• _Requirements_: The entries that follow should be written out exactly.

Dataset records
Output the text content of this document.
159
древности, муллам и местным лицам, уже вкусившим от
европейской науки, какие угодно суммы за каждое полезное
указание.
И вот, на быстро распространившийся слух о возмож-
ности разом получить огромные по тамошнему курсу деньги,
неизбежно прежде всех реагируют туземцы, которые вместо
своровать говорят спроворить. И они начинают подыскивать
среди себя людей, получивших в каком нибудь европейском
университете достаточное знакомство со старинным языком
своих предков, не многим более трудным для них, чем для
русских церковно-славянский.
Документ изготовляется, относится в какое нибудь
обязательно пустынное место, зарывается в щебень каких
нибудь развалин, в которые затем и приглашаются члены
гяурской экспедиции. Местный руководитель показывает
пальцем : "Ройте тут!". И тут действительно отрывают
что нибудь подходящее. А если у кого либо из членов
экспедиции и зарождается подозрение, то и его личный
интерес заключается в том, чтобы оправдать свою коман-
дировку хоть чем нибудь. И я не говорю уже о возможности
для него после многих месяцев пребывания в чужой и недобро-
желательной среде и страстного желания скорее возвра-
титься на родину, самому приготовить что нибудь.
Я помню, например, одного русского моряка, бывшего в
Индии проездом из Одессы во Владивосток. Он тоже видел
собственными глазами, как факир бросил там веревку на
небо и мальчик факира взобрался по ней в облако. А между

• _The answer_:
Output the text content of this document.
159
древности, муллам и местным лицам, уже вкусившим от
европейской науки, какие угодно суммы за каждое полезное
указание.
И вот, на быстро распространившийся слух о возмож-
ности разом получить огромные по тамошнему курсу деньги,
неизбежно прежде всех реагируют туземцы, которые вместо
своровать говорят спроворить. И они начинают подыскивать
среди себя людей, получивших в каком нибудь европейском
университете достаточное знакомство со старинным языком
своих предков, не многим более трудным для них, чем для
русских церковно-славянский.
Документ изготовляется, относится в какое нибудь
обязательно пустынное место, зарывается в щебень каких
нибудь развалин, в которые затем и приглашаются члены
гяурской экспедиции. Местный руководитель показывает
пальцем : "Ройте тут!". И тут действительно отрывают
что нибудь подходящее. А если у кого либо из членов
экспедиции и зарождается подозрение, то и его личный
интерес заключается в том, чтобы оправдать свою коман-
дировку хоть чем нибудь. И я не говорю уже о возможности
для него после многих месяцев пребывания в чужой и недобро-
желательной среде и страстного желания скорее возвра-
титься на родину, самому приготовить что нибудь.
Я помню, например, одного русского моряка, бывшего в
Индии проездом из Одессы во Владивосток. Он тоже видел
собственными глазами, как факир бросил там веревку на
небо и мальчик факира взобрался по ней в облако. А между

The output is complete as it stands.